[Available data]:

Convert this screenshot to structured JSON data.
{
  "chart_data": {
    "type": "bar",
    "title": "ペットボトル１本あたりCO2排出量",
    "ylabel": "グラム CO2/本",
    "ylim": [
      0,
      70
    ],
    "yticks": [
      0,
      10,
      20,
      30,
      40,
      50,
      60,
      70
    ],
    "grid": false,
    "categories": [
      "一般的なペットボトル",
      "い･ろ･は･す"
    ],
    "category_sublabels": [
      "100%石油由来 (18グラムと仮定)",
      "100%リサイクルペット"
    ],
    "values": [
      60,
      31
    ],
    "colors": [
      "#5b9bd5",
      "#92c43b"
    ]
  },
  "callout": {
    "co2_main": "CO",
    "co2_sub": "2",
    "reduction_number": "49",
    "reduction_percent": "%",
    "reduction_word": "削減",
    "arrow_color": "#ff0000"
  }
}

[What to produce]: Every record above needs to be repeated word for word.

[Expected output]:
Convert this screenshot to structured JSON data.
{
  "chart_data": {
    "type": "bar",
    "title": "ペットボトル１本あたりCO2排出量",
    "ylabel": "グラム CO2/本",
    "ylim": [
      0,
      70
    ],
    "yticks": [
      0,
      10,
      20,
      30,
      40,
      50,
      60,
      70
    ],
    "grid": false,
    "categories": [
      "一般的なペットボトル",
      "い･ろ･は･す"
    ],
    "category_sublabels": [
      "100%石油由来 (18グラムと仮定)",
      "100%リサイクルペット"
    ],
    "values": [
      60,
      31
    ],
    "colors": [
      "#5b9bd5",
      "#92c43b"
    ]
  },
  "callout": {
    "co2_main": "CO",
    "co2_sub": "2",
    "reduction_number": "49",
    "reduction_percent": "%",
    "reduction_word": "削減",
    "arrow_color": "#ff0000"
  }
}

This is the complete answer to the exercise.